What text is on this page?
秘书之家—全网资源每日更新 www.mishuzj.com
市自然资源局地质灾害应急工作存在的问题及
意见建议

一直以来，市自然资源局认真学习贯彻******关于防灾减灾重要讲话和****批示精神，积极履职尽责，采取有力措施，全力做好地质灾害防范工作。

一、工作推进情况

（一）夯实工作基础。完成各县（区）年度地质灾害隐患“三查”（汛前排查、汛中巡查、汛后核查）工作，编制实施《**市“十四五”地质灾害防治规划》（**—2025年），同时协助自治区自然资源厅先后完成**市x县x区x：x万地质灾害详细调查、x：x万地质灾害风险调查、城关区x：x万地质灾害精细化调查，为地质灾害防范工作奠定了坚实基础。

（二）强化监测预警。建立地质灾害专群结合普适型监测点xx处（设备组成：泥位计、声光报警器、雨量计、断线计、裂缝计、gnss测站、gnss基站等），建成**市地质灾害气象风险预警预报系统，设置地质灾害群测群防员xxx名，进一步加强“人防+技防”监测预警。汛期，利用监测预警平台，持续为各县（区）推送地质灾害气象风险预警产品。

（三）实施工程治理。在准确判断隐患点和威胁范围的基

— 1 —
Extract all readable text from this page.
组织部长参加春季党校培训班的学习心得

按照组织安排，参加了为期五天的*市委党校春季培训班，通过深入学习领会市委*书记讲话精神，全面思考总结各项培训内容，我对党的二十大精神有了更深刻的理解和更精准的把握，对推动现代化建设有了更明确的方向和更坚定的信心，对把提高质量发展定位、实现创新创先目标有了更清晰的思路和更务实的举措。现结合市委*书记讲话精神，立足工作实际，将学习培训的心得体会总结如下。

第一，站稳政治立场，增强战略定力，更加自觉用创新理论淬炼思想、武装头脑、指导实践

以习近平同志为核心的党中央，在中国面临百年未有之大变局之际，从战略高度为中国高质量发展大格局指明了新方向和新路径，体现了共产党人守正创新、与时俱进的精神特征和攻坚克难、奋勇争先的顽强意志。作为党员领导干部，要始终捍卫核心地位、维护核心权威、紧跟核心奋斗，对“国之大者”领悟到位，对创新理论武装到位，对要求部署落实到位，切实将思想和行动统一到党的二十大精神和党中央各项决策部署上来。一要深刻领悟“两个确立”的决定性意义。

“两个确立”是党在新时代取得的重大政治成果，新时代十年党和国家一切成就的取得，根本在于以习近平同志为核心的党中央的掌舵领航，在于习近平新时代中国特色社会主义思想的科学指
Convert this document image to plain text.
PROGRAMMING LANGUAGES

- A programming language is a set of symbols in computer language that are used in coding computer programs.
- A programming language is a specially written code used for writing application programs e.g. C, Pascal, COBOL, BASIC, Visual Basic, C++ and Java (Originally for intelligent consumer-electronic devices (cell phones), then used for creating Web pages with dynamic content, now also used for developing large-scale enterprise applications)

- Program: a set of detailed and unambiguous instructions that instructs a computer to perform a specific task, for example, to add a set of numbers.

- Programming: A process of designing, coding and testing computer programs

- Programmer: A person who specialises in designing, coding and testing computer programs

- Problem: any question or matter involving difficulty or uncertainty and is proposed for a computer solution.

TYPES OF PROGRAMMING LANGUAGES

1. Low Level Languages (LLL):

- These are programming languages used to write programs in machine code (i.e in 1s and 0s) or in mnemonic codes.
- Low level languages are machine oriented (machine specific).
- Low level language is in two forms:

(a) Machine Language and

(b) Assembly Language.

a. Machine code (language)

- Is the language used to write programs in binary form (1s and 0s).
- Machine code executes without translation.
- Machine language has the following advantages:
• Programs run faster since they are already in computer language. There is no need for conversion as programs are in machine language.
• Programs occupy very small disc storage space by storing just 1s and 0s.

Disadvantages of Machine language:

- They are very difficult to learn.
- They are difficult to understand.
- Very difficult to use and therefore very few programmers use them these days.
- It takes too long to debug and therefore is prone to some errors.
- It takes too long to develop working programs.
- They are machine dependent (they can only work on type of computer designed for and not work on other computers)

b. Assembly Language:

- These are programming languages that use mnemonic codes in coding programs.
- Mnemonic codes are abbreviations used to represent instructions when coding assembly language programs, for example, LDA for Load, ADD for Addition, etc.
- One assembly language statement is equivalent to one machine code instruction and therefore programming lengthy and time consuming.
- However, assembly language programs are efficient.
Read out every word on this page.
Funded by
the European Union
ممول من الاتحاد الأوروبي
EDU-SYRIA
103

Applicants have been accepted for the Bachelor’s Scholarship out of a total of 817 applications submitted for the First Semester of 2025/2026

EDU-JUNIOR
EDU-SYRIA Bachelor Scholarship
※
Starting at the line that contains "Read out every word on this page.", quote each remaining line of the entries above, unchanged.

Read out every word on this page.
Funded by
the European Union
ممول من الاتحاد الأوروبي
EDU-SYRIA
103

Applicants have been accepted for the Bachelor’s Scholarship out of a total of 817 applications submitted for the First Semester of 2025/2026

EDU-JUNIOR
EDU-SYRIA Bachelor Scholarship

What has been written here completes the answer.